## TASK DETAILS
Count the lines in the data that contain the string "update" with the same capitalization, and reply with the number alone.

[Region annotation records]
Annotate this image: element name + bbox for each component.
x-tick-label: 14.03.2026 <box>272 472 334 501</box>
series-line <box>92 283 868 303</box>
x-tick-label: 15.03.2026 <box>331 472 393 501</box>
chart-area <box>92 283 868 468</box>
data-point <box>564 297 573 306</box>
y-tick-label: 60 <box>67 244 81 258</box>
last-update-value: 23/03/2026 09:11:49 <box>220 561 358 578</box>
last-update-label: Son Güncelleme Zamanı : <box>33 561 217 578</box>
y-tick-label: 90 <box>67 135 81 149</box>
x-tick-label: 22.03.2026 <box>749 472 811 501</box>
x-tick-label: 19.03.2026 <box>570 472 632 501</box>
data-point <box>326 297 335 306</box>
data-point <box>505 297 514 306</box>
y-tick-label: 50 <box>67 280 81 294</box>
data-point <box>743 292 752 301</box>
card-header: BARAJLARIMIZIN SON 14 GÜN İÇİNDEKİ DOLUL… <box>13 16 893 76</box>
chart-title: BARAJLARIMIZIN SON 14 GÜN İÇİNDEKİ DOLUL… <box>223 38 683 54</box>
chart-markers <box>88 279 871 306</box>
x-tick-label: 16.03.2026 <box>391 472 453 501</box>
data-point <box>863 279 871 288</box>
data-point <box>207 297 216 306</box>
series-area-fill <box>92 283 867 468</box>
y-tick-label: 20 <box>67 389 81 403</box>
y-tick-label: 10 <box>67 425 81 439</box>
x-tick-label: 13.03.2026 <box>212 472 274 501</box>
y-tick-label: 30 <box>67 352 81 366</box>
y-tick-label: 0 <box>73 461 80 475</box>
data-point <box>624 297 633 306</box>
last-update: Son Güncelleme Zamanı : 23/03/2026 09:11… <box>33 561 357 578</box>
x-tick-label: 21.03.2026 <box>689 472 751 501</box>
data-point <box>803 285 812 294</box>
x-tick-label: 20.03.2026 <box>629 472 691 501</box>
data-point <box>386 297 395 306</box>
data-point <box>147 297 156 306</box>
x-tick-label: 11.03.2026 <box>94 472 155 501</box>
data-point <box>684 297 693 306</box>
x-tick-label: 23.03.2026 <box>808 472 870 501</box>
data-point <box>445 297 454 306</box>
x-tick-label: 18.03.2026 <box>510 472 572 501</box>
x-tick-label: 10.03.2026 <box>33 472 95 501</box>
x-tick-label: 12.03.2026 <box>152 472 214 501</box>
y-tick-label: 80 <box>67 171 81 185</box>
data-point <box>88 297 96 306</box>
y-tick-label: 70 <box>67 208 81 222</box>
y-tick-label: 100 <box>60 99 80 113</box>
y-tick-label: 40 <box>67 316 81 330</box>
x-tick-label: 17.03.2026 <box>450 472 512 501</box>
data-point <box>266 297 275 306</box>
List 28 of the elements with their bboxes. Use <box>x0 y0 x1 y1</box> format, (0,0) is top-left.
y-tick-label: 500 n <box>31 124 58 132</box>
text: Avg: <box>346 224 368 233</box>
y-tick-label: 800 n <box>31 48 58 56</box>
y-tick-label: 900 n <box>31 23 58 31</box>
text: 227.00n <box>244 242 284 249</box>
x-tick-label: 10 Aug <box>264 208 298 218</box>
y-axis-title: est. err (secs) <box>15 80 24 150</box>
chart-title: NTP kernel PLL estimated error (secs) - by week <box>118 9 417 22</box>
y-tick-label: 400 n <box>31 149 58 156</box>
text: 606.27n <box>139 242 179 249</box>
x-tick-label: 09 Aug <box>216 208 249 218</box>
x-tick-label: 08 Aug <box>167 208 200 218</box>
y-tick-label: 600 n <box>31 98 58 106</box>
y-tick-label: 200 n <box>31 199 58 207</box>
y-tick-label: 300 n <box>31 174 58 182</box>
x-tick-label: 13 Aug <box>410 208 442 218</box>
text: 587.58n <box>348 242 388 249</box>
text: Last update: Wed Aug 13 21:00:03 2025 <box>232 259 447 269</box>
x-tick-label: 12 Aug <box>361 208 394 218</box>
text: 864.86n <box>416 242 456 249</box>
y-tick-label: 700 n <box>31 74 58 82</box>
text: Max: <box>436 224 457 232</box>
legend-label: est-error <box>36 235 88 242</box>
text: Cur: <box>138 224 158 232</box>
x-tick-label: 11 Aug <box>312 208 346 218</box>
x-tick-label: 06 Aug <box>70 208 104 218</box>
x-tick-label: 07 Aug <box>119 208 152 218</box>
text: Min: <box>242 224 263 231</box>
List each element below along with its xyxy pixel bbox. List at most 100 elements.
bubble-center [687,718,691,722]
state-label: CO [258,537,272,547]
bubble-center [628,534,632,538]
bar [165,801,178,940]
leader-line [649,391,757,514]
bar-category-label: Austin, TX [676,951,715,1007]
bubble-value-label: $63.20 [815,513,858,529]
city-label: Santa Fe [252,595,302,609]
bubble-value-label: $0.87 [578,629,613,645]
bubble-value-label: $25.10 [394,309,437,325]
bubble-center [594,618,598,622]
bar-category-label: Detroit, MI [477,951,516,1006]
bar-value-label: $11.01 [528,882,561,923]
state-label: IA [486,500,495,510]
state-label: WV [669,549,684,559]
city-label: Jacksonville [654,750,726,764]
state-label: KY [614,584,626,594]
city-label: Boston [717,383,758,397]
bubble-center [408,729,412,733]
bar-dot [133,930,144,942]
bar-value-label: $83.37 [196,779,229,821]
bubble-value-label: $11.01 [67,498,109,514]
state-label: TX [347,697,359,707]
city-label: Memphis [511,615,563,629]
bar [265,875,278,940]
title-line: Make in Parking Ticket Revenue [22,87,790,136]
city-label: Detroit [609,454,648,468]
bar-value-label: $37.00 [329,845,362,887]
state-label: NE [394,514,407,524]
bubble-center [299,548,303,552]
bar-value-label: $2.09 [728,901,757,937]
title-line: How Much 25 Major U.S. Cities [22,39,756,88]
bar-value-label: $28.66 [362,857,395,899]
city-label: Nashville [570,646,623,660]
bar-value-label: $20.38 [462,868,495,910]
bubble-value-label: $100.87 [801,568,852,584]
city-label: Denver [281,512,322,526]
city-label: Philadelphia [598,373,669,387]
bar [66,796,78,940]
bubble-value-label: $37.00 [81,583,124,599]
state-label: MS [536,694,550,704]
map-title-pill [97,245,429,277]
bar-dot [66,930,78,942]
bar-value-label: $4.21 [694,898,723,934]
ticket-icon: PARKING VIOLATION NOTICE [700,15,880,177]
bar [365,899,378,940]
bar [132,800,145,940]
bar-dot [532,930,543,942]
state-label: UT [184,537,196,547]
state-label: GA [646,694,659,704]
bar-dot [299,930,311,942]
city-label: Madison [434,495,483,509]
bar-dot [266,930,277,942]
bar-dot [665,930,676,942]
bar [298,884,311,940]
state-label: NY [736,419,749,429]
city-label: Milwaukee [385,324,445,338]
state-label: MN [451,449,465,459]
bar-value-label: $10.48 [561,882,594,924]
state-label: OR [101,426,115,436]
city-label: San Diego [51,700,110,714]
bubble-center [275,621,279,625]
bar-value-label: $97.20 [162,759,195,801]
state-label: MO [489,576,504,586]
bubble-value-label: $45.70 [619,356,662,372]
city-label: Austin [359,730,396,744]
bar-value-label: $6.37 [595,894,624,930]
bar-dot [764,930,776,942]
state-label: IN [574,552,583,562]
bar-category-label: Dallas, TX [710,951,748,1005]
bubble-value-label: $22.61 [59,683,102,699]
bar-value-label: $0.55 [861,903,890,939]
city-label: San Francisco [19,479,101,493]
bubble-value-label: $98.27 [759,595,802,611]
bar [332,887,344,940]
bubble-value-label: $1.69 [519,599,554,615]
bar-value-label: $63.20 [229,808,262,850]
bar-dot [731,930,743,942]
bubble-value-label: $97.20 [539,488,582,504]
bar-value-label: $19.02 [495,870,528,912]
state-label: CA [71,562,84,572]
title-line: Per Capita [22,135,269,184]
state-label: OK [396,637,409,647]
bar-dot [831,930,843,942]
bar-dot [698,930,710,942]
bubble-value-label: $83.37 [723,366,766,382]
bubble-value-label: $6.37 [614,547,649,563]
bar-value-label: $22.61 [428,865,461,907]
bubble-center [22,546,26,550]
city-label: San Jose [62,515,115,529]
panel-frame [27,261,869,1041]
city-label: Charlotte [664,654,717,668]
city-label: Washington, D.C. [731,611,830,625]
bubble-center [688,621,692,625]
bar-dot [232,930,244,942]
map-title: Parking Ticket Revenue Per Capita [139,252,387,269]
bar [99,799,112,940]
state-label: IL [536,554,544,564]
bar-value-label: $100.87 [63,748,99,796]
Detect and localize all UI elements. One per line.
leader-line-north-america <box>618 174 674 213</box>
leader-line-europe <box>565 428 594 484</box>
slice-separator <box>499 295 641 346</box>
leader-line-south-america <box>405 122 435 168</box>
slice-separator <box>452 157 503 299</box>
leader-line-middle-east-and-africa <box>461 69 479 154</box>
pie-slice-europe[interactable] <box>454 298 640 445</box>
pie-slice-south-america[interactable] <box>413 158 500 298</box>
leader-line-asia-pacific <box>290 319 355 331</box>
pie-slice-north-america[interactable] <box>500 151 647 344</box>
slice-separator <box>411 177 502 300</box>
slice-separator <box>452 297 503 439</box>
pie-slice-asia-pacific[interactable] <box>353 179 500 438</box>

## WORKED SOLUTION
4